Supplied entries:
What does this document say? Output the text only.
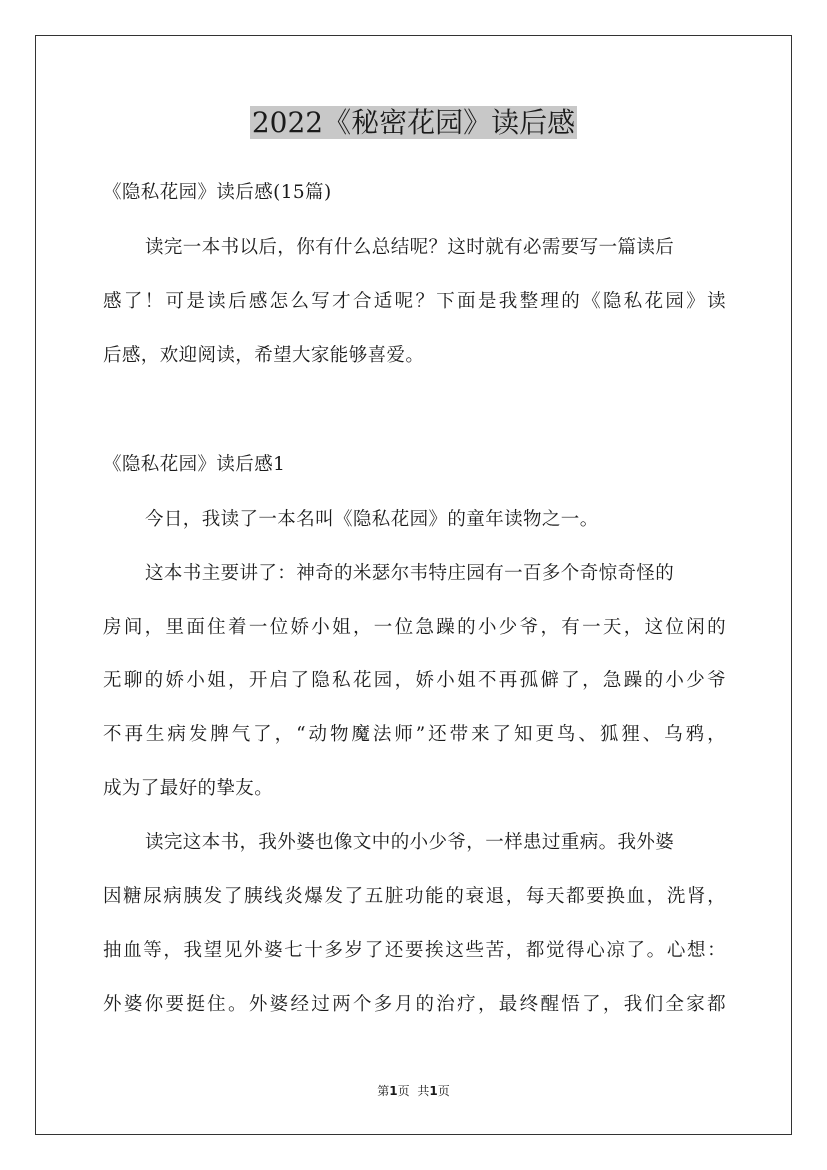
2022《秘密花园》读后感
《隐私花园》读后感(15篇)
读完一本书以后，你有什么总结呢？这时就有必需要写一篇读后
感了！可是读后感怎么写才合适呢？下面是我整理的《隐私花园》读
后感，欢迎阅读，希望大家能够喜爱。
《隐私花园》读后感1
今日，我读了一本名叫《隐私花园》的童年读物之一。
这本书主要讲了：神奇的米瑟尔韦特庄园有一百多个奇惊奇怪的
房间，里面住着一位娇小姐，一位急躁的小少爷，有一天，这位闲的
无聊的娇小姐，开启了隐私花园，娇小姐不再孤僻了，急躁的小少爷
不再生病发脾气了，“动物魔法师”还带来了知更鸟、狐狸、乌鸦，
成为了最好的挚友。
读完这本书，我外婆也像文中的小少爷，一样患过重病。我外婆
因糖尿病胰发了胰线炎爆发了五脏功能的衰退，每天都要换血，洗肾，
抽血等，我望见外婆七十多岁了还要挨这些苦，都觉得心凉了。心想：
外婆你要挺住。外婆经过两个多月的治疗，最终醒悟了，我们全家都
第1页 共1页
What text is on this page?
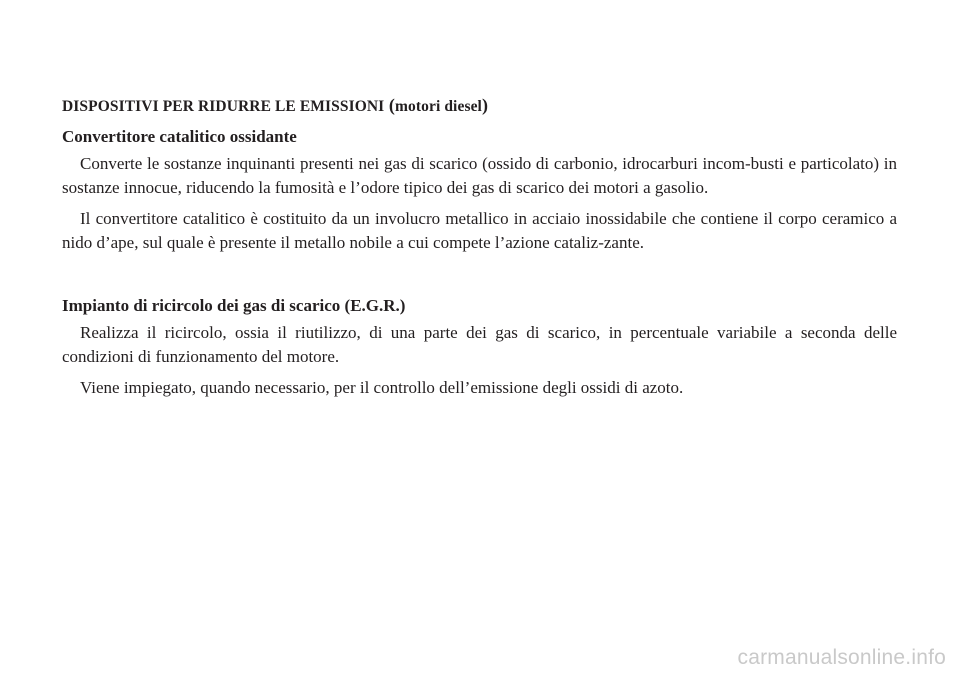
DISPOSITIVI PER RIDURRE LE EMISSIONI (motori diesel)
Convertitore catalitico ossidante

Converte le sostanze inquinanti presenti nei gas di scarico (ossido di carbonio, idrocarburi incom-busti e particolato) in sostanze innocue, riducendo la fumosità e l’odore tipico dei gas di scarico dei motori a gasolio.

Il convertitore catalitico è costituito da un involucro metallico in acciaio inossidabile che contiene il corpo ceramico a nido d’ape, sul quale è presente il metallo nobile a cui compete l’azione cataliz-zante.

Impianto di ricircolo dei gas di scarico (E.G.R.)

Realizza il ricircolo, ossia il riutilizzo, di una parte dei gas di scarico, in percentuale variabile a seconda delle condizioni di funzionamento del motore.

Viene impiegato, quando necessario, per il controllo dell’emissione degli ossidi di azoto.

carmanualsonline.info
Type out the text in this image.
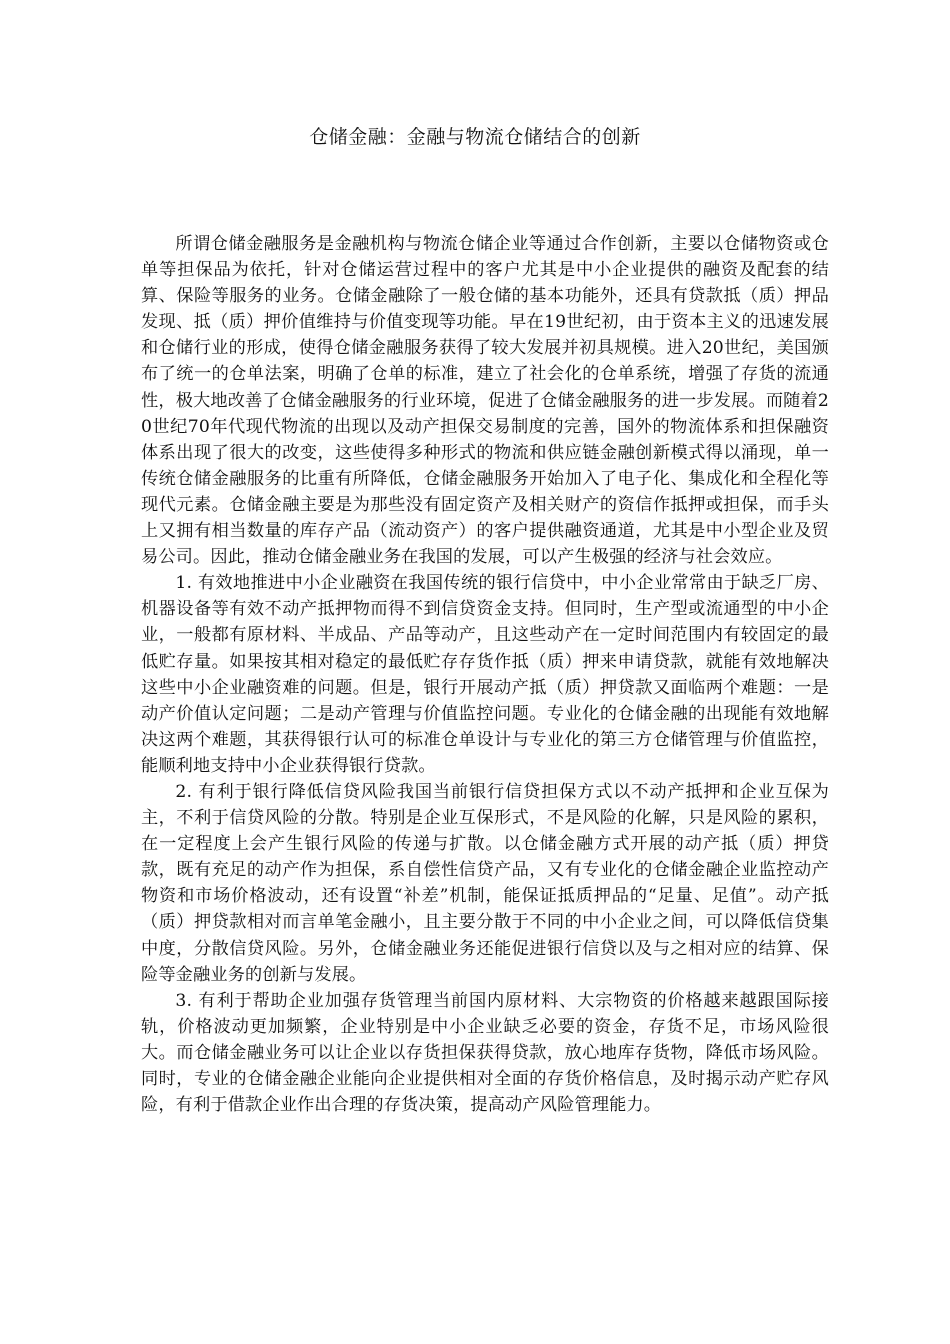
仓储金融：金融与物流仓储结合的创新

所谓仓储金融服务是金融机构与物流仓储企业等通过合作创新，主要以仓储物资或仓单等担保品为依托，针对仓储运营过程中的客户尤其是中小企业提供的融资及配套的结算、保险等服务的业务。仓储金融除了一般仓储的基本功能外，还具有贷款抵（质）押品发现、抵（质）押价值维持与价值变现等功能。早在19世纪初，由于资本主义的迅速发展和仓储行业的形成，使得仓储金融服务获得了较大发展并初具规模。进入20世纪，美国颁布了统一的仓单法案，明确了仓单的标准，建立了社会化的仓单系统，增强了存货的流通性，极大地改善了仓储金融服务的行业环境，促进了仓储金融服务的进一步发展。而随着20世纪70年代现代物流的出现以及动产担保交易制度的完善，国外的物流体系和担保融资体系出现了很大的改变，这些使得多种形式的物流和供应链金融创新模式得以涌现，单一传统仓储金融服务的比重有所降低，仓储金融服务开始加入了电子化、集成化和全程化等现代元素。仓储金融主要是为那些没有固定资产及相关财产的资信作抵押或担保，而手头上又拥有相当数量的库存产品（流动资产）的客户提供融资通道，尤其是中小型企业及贸易公司。因此，推动仓储金融业务在我国的发展，可以产生极强的经济与社会效应。

1. 有效地推进中小企业融资在我国传统的银行信贷中，中小企业常常由于缺乏厂房、机器设备等有效不动产抵押物而得不到信贷资金支持。但同时，生产型或流通型的中小企业，一般都有原材料、半成品、产品等动产，且这些动产在一定时间范围内有较固定的最低贮存量。如果按其相对稳定的最低贮存存货作抵（质）押来申请贷款，就能有效地解决这些中小企业融资难的问题。但是，银行开展动产抵（质）押贷款又面临两个难题：一是动产价值认定问题；二是动产管理与价值监控问题。专业化的仓储金融的出现能有效地解决这两个难题，其获得银行认可的标准仓单设计与专业化的第三方仓储管理与价值监控，能顺利地支持中小企业获得银行贷款。

2. 有利于银行降低信贷风险我国当前银行信贷担保方式以不动产抵押和企业互保为主，不利于信贷风险的分散。特别是企业互保形式，不是风险的化解，只是风险的累积，在一定程度上会产生银行风险的传递与扩散。以仓储金融方式开展的动产抵（质）押贷款，既有充足的动产作为担保，系自偿性信贷产品，又有专业化的仓储金融企业监控动产物资和市场价格波动，还有设置“补差”机制，能保证抵质押品的“足量、足值”。动产抵（质）押贷款相对而言单笔金融小，且主要分散于不同的中小企业之间，可以降低信贷集中度，分散信贷风险。另外，仓储金融业务还能促进银行信贷以及与之相对应的结算、保险等金融业务的创新与发展。

3. 有利于帮助企业加强存货管理当前国内原材料、大宗物资的价格越来越跟国际接轨，价格波动更加频繁，企业特别是中小企业缺乏必要的资金，存货不足，市场风险很大。而仓储金融业务可以让企业以存货担保获得贷款，放心地库存货物，降低市场风险。同时，专业的仓储金融企业能向企业提供相对全面的存货价格信息，及时揭示动产贮存风险，有利于借款企业作出合理的存货决策，提高动产风险管理能力。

Task requirements: Write the listing out a second time exactly, dropping all images.

Complete response:
What does this document say? Output the text only.
2022《秘密花园》读后感
《隐私花园》读后感(15篇)
读完一本书以后，你有什么总结呢？这时就有必需要写一篇读后
感了！可是读后感怎么写才合适呢？下面是我整理的《隐私花园》读
后感，欢迎阅读，希望大家能够喜爱。
《隐私花园》读后感1
今日，我读了一本名叫《隐私花园》的童年读物之一。
这本书主要讲了：神奇的米瑟尔韦特庄园有一百多个奇惊奇怪的
房间，里面住着一位娇小姐，一位急躁的小少爷，有一天，这位闲的
无聊的娇小姐，开启了隐私花园，娇小姐不再孤僻了，急躁的小少爷
不再生病发脾气了，“动物魔法师”还带来了知更鸟、狐狸、乌鸦，
成为了最好的挚友。
读完这本书，我外婆也像文中的小少爷，一样患过重病。我外婆
因糖尿病胰发了胰线炎爆发了五脏功能的衰退，每天都要换血，洗肾，
抽血等，我望见外婆七十多岁了还要挨这些苦，都觉得心凉了。心想：
外婆你要挺住。外婆经过两个多月的治疗，最终醒悟了，我们全家都
第1页 共1页
What text is on this page?
DISPOSITIVI PER RIDURRE LE EMISSIONI (motori diesel)
Convertitore catalitico ossidante

Converte le sostanze inquinanti presenti nei gas di scarico (ossido di carbonio, idrocarburi incom-busti e particolato) in sostanze innocue, riducendo la fumosità e l’odore tipico dei gas di scarico dei motori a gasolio.

Il convertitore catalitico è costituito da un involucro metallico in acciaio inossidabile che contiene il corpo ceramico a nido d’ape, sul quale è presente il metallo nobile a cui compete l’azione cataliz-zante.

Impianto di ricircolo dei gas di scarico (E.G.R.)

Realizza il ricircolo, ossia il riutilizzo, di una parte dei gas di scarico, in percentuale variabile a seconda delle condizioni di funzionamento del motore.

Viene impiegato, quando necessario, per il controllo dell’emissione degli ossidi di azoto.

carmanualsonline.info
Type out the text in this image.
仓储金融：金融与物流仓储结合的创新

所谓仓储金融服务是金融机构与物流仓储企业等通过合作创新，主要以仓储物资或仓单等担保品为依托，针对仓储运营过程中的客户尤其是中小企业提供的融资及配套的结算、保险等服务的业务。仓储金融除了一般仓储的基本功能外，还具有贷款抵（质）押品发现、抵（质）押价值维持与价值变现等功能。早在19世纪初，由于资本主义的迅速发展和仓储行业的形成，使得仓储金融服务获得了较大发展并初具规模。进入20世纪，美国颁布了统一的仓单法案，明确了仓单的标准，建立了社会化的仓单系统，增强了存货的流通性，极大地改善了仓储金融服务的行业环境，促进了仓储金融服务的进一步发展。而随着20世纪70年代现代物流的出现以及动产担保交易制度的完善，国外的物流体系和担保融资体系出现了很大的改变，这些使得多种形式的物流和供应链金融创新模式得以涌现，单一传统仓储金融服务的比重有所降低，仓储金融服务开始加入了电子化、集成化和全程化等现代元素。仓储金融主要是为那些没有固定资产及相关财产的资信作抵押或担保，而手头上又拥有相当数量的库存产品（流动资产）的客户提供融资通道，尤其是中小型企业及贸易公司。因此，推动仓储金融业务在我国的发展，可以产生极强的经济与社会效应。

1. 有效地推进中小企业融资在我国传统的银行信贷中，中小企业常常由于缺乏厂房、机器设备等有效不动产抵押物而得不到信贷资金支持。但同时，生产型或流通型的中小企业，一般都有原材料、半成品、产品等动产，且这些动产在一定时间范围内有较固定的最低贮存量。如果按其相对稳定的最低贮存存货作抵（质）押来申请贷款，就能有效地解决这些中小企业融资难的问题。但是，银行开展动产抵（质）押贷款又面临两个难题：一是动产价值认定问题；二是动产管理与价值监控问题。专业化的仓储金融的出现能有效地解决这两个难题，其获得银行认可的标准仓单设计与专业化的第三方仓储管理与价值监控，能顺利地支持中小企业获得银行贷款。

2. 有利于银行降低信贷风险我国当前银行信贷担保方式以不动产抵押和企业互保为主，不利于信贷风险的分散。特别是企业互保形式，不是风险的化解，只是风险的累积，在一定程度上会产生银行风险的传递与扩散。以仓储金融方式开展的动产抵（质）押贷款，既有充足的动产作为担保，系自偿性信贷产品，又有专业化的仓储金融企业监控动产物资和市场价格波动，还有设置“补差”机制，能保证抵质押品的“足量、足值”。动产抵（质）押贷款相对而言单笔金融小，且主要分散于不同的中小企业之间，可以降低信贷集中度，分散信贷风险。另外，仓储金融业务还能促进银行信贷以及与之相对应的结算、保险等金融业务的创新与发展。

3. 有利于帮助企业加强存货管理当前国内原材料、大宗物资的价格越来越跟国际接轨，价格波动更加频繁，企业特别是中小企业缺乏必要的资金，存货不足，市场风险很大。而仓储金融业务可以让企业以存货担保获得贷款，放心地库存货物，降低市场风险。同时，专业的仓储金融企业能向企业提供相对全面的存货价格信息，及时揭示动产贮存风险，有利于借款企业作出合理的存货决策，提高动产风险管理能力。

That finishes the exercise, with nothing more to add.